- **Task prompt**: Give the material once more, word for word, without any images.

- **Material shown**:

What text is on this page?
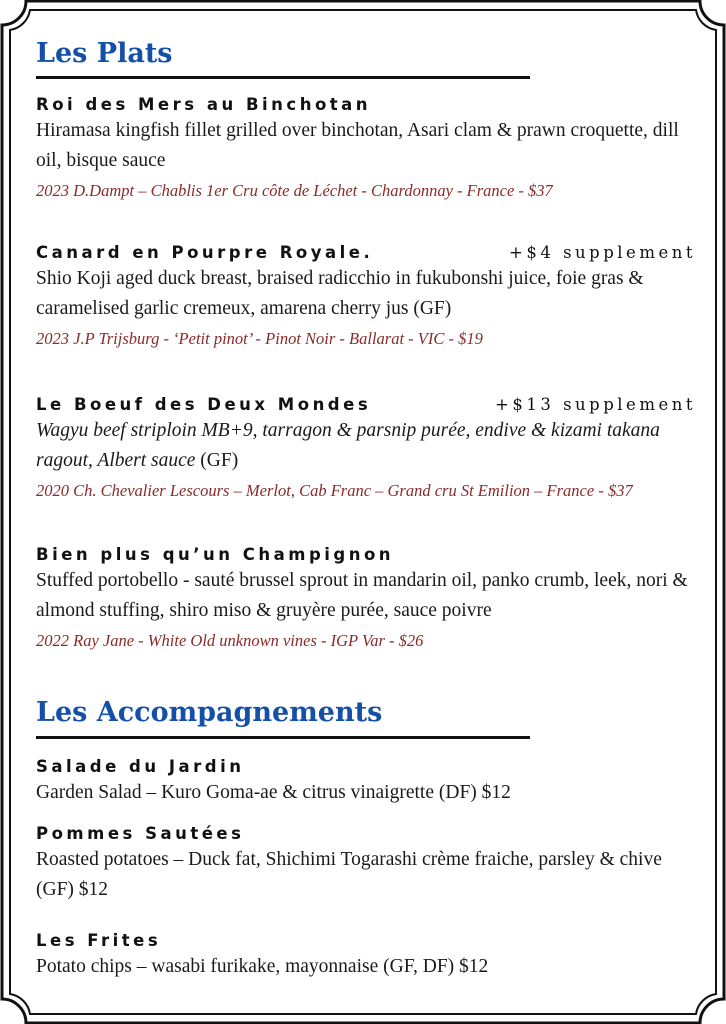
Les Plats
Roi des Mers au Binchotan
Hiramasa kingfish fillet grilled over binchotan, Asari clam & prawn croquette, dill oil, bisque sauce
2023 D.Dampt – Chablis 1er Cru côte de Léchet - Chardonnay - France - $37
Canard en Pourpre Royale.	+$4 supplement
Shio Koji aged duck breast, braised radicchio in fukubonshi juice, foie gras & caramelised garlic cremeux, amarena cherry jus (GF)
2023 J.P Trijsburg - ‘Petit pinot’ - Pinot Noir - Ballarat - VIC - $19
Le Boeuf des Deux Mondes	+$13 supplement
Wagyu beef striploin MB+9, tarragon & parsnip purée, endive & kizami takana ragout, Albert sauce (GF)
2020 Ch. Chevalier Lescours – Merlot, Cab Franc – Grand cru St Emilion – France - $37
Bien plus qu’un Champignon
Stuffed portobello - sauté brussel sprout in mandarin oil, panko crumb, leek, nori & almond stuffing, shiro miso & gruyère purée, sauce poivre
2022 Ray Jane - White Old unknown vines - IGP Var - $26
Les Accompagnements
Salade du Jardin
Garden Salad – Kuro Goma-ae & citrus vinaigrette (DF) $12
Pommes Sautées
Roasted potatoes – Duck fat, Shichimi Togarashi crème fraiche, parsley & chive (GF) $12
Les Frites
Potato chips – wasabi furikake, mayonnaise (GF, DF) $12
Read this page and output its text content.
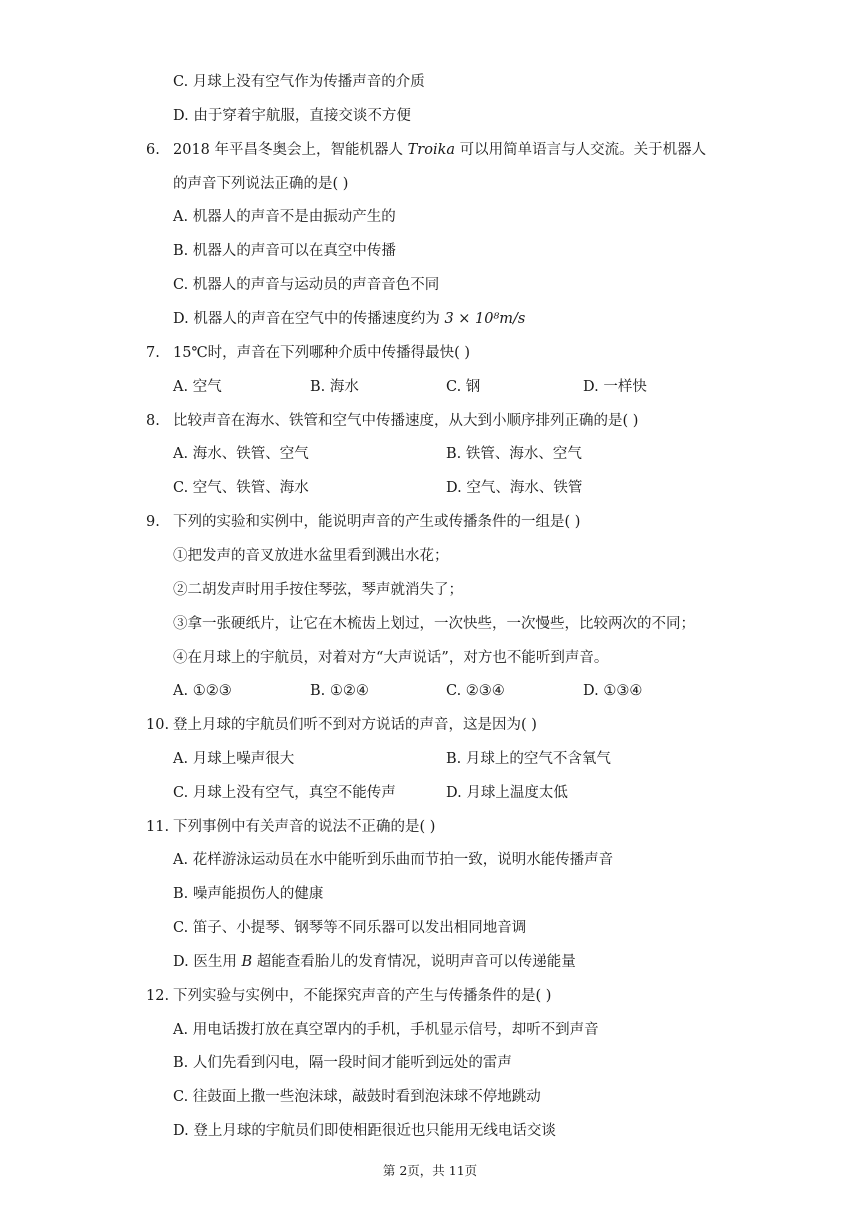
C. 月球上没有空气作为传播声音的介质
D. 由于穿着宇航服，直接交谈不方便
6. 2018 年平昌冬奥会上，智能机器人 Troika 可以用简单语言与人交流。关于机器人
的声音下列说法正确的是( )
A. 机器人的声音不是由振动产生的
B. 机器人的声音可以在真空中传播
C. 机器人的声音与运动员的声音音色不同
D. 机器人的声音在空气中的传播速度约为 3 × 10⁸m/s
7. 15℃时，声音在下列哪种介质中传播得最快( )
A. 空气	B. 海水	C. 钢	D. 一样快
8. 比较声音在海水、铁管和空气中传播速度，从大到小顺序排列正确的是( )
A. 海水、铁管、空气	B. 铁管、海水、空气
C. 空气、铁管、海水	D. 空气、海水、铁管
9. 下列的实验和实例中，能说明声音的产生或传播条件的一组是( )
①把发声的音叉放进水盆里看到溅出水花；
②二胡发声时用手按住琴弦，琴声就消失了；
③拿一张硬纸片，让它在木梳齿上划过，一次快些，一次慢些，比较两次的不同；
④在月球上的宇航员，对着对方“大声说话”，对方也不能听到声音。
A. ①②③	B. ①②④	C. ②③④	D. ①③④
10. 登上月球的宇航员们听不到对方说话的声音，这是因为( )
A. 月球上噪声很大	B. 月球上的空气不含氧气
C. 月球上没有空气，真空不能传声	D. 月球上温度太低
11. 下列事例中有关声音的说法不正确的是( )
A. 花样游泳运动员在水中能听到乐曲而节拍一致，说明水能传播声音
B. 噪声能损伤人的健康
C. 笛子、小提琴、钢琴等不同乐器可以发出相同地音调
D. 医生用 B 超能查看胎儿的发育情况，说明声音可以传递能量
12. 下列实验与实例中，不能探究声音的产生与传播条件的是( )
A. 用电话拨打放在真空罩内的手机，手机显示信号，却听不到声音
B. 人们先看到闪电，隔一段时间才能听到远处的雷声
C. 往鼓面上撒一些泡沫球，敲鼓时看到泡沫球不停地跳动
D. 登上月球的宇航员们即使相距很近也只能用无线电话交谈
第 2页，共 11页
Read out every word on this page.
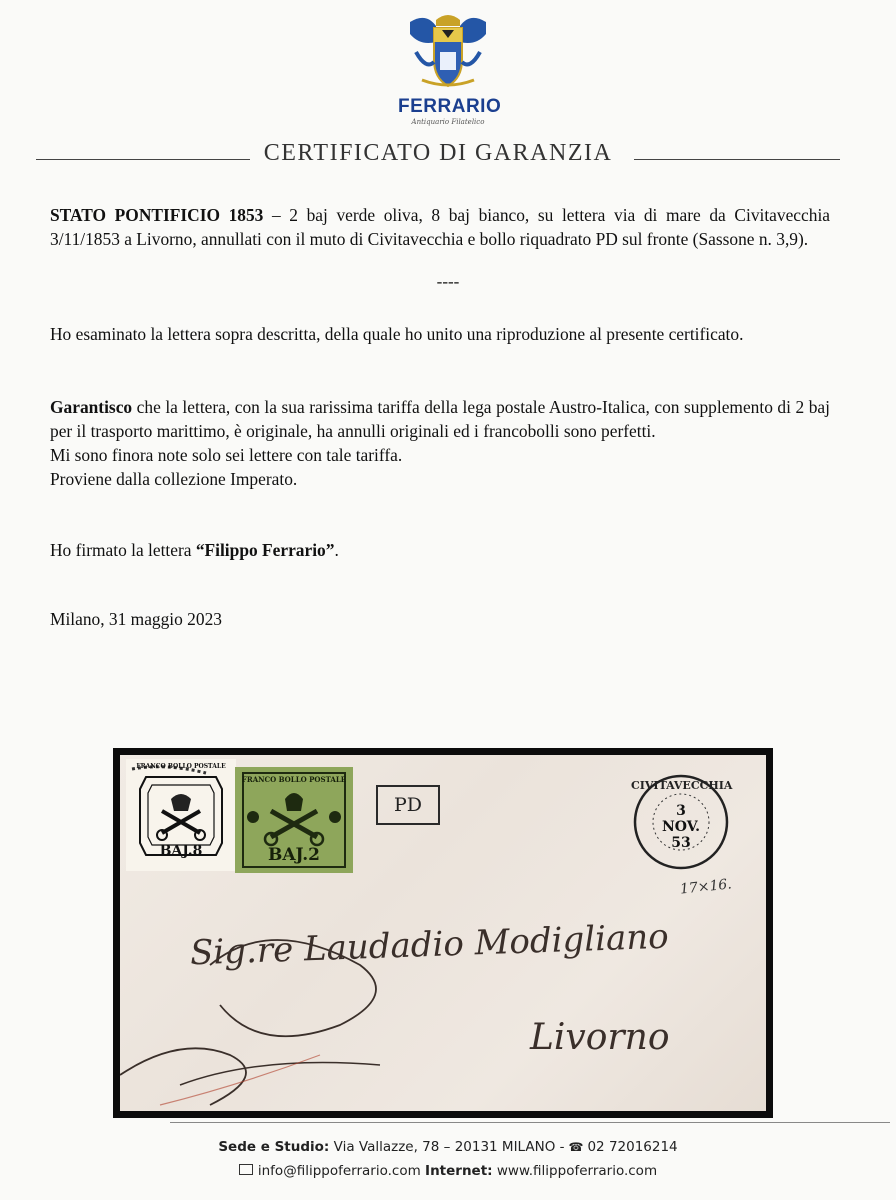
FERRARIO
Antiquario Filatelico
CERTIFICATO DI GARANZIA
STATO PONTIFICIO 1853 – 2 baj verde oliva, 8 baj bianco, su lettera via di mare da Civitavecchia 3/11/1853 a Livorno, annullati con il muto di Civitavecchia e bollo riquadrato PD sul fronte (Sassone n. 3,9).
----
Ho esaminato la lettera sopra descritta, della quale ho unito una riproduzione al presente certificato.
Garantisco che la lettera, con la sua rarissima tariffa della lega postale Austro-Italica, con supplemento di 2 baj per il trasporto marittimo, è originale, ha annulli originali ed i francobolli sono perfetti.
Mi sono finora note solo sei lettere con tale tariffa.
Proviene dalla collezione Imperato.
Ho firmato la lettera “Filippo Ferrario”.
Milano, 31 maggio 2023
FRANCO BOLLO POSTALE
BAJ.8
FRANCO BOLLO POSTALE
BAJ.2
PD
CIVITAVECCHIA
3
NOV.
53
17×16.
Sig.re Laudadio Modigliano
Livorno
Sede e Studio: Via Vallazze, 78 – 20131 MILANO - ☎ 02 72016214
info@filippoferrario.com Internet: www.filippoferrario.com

- **Exercise response**:
What text is on this page?
Les Plats
Roi des Mers au Binchotan
Hiramasa kingfish fillet grilled over binchotan, Asari clam & prawn croquette, dill oil, bisque sauce
2023 D.Dampt – Chablis 1er Cru côte de Léchet - Chardonnay - France - $37
Canard en Pourpre Royale.	+$4 supplement
Shio Koji aged duck breast, braised radicchio in fukubonshi juice, foie gras & caramelised garlic cremeux, amarena cherry jus (GF)
2023 J.P Trijsburg - ‘Petit pinot’ - Pinot Noir - Ballarat - VIC - $19
Le Boeuf des Deux Mondes	+$13 supplement
Wagyu beef striploin MB+9, tarragon & parsnip purée, endive & kizami takana ragout, Albert sauce (GF)
2020 Ch. Chevalier Lescours – Merlot, Cab Franc – Grand cru St Emilion – France - $37
Bien plus qu’un Champignon
Stuffed portobello - sauté brussel sprout in mandarin oil, panko crumb, leek, nori & almond stuffing, shiro miso & gruyère purée, sauce poivre
2022 Ray Jane - White Old unknown vines - IGP Var - $26
Les Accompagnements
Salade du Jardin
Garden Salad – Kuro Goma-ae & citrus vinaigrette (DF) $12
Pommes Sautées
Roasted potatoes – Duck fat, Shichimi Togarashi crème fraiche, parsley & chive (GF) $12
Les Frites
Potato chips – wasabi furikake, mayonnaise (GF, DF) $12
Read this page and output its text content.
C. 月球上没有空气作为传播声音的介质
D. 由于穿着宇航服，直接交谈不方便
6. 2018 年平昌冬奥会上，智能机器人 Troika 可以用简单语言与人交流。关于机器人
的声音下列说法正确的是( )
A. 机器人的声音不是由振动产生的
B. 机器人的声音可以在真空中传播
C. 机器人的声音与运动员的声音音色不同
D. 机器人的声音在空气中的传播速度约为 3 × 10⁸m/s
7. 15℃时，声音在下列哪种介质中传播得最快( )
A. 空气	B. 海水	C. 钢	D. 一样快
8. 比较声音在海水、铁管和空气中传播速度，从大到小顺序排列正确的是( )
A. 海水、铁管、空气	B. 铁管、海水、空气
C. 空气、铁管、海水	D. 空气、海水、铁管
9. 下列的实验和实例中，能说明声音的产生或传播条件的一组是( )
①把发声的音叉放进水盆里看到溅出水花；
②二胡发声时用手按住琴弦，琴声就消失了；
③拿一张硬纸片，让它在木梳齿上划过，一次快些，一次慢些，比较两次的不同；
④在月球上的宇航员，对着对方“大声说话”，对方也不能听到声音。
A. ①②③	B. ①②④	C. ②③④	D. ①③④
10. 登上月球的宇航员们听不到对方说话的声音，这是因为( )
A. 月球上噪声很大	B. 月球上的空气不含氧气
C. 月球上没有空气，真空不能传声	D. 月球上温度太低
11. 下列事例中有关声音的说法不正确的是( )
A. 花样游泳运动员在水中能听到乐曲而节拍一致，说明水能传播声音
B. 噪声能损伤人的健康
C. 笛子、小提琴、钢琴等不同乐器可以发出相同地音调
D. 医生用 B 超能查看胎儿的发育情况，说明声音可以传递能量
12. 下列实验与实例中，不能探究声音的产生与传播条件的是( )
A. 用电话拨打放在真空罩内的手机，手机显示信号，却听不到声音
B. 人们先看到闪电，隔一段时间才能听到远处的雷声
C. 往鼓面上撒一些泡沫球，敲鼓时看到泡沫球不停地跳动
D. 登上月球的宇航员们即使相距很近也只能用无线电话交谈
第 2页，共 11页
Read out every word on this page.
FERRARIO
Antiquario Filatelico
CERTIFICATO DI GARANZIA
STATO PONTIFICIO 1853 – 2 baj verde oliva, 8 baj bianco, su lettera via di mare da Civitavecchia 3/11/1853 a Livorno, annullati con il muto di Civitavecchia e bollo riquadrato PD sul fronte (Sassone n. 3,9).
----
Ho esaminato la lettera sopra descritta, della quale ho unito una riproduzione al presente certificato.
Garantisco che la lettera, con la sua rarissima tariffa della lega postale Austro-Italica, con supplemento di 2 baj per il trasporto marittimo, è originale, ha annulli originali ed i francobolli sono perfetti.
Mi sono finora note solo sei lettere con tale tariffa.
Proviene dalla collezione Imperato.
Ho firmato la lettera “Filippo Ferrario”.
Milano, 31 maggio 2023
FRANCO BOLLO POSTALE
BAJ.8
FRANCO BOLLO POSTALE
BAJ.2
PD
CIVITAVECCHIA
3
NOV.
53
17×16.
Sig.re Laudadio Modigliano
Livorno
Sede e Studio: Via Vallazze, 78 – 20131 MILANO - ☎ 02 72016214
info@filippoferrario.com Internet: www.filippoferrario.com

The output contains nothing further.